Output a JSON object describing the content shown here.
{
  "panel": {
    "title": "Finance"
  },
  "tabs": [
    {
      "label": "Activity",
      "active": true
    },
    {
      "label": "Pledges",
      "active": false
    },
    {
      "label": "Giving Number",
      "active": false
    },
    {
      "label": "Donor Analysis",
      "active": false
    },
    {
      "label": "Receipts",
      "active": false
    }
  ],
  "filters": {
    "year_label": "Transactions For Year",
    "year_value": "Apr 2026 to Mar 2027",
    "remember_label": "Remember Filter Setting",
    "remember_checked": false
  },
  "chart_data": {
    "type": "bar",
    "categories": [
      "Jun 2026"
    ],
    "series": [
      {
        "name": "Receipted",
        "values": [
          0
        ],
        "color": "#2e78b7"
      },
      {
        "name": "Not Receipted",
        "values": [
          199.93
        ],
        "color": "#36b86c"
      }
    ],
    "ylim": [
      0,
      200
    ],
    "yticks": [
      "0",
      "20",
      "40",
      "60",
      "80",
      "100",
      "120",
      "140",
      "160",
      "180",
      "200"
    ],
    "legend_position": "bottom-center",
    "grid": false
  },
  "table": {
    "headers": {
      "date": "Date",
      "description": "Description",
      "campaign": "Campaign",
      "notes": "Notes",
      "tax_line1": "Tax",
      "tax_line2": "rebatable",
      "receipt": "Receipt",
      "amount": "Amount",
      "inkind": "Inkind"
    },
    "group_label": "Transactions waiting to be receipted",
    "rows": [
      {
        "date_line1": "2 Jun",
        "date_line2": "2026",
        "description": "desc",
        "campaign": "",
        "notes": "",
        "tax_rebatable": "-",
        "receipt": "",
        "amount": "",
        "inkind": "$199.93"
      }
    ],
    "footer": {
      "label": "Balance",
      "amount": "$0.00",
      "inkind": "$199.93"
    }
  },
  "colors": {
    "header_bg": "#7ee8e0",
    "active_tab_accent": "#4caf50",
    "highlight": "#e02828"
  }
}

◆ Task
Repeat the material above in full, exactly as it stands.

◆ The answer
Output a JSON object describing the content shown here.
{
  "panel": {
    "title": "Finance"
  },
  "tabs": [
    {
      "label": "Activity",
      "active": true
    },
    {
      "label": "Pledges",
      "active": false
    },
    {
      "label": "Giving Number",
      "active": false
    },
    {
      "label": "Donor Analysis",
      "active": false
    },
    {
      "label": "Receipts",
      "active": false
    }
  ],
  "filters": {
    "year_label": "Transactions For Year",
    "year_value": "Apr 2026 to Mar 2027",
    "remember_label": "Remember Filter Setting",
    "remember_checked": false
  },
  "chart_data": {
    "type": "bar",
    "categories": [
      "Jun 2026"
    ],
    "series": [
      {
        "name": "Receipted",
        "values": [
          0
        ],
        "color": "#2e78b7"
      },
      {
        "name": "Not Receipted",
        "values": [
          199.93
        ],
        "color": "#36b86c"
      }
    ],
    "ylim": [
      0,
      200
    ],
    "yticks": [
      "0",
      "20",
      "40",
      "60",
      "80",
      "100",
      "120",
      "140",
      "160",
      "180",
      "200"
    ],
    "legend_position": "bottom-center",
    "grid": false
  },
  "table": {
    "headers": {
      "date": "Date",
      "description": "Description",
      "campaign": "Campaign",
      "notes": "Notes",
      "tax_line1": "Tax",
      "tax_line2": "rebatable",
      "receipt": "Receipt",
      "amount": "Amount",
      "inkind": "Inkind"
    },
    "group_label": "Transactions waiting to be receipted",
    "rows": [
      {
        "date_line1": "2 Jun",
        "date_line2": "2026",
        "description": "desc",
        "campaign": "",
        "notes": "",
        "tax_rebatable": "-",
        "receipt": "",
        "amount": "",
        "inkind": "$199.93"
      }
    ],
    "footer": {
      "label": "Balance",
      "amount": "$0.00",
      "inkind": "$199.93"
    }
  },
  "colors": {
    "header_bg": "#7ee8e0",
    "active_tab_accent": "#4caf50",
    "highlight": "#e02828"
  }
}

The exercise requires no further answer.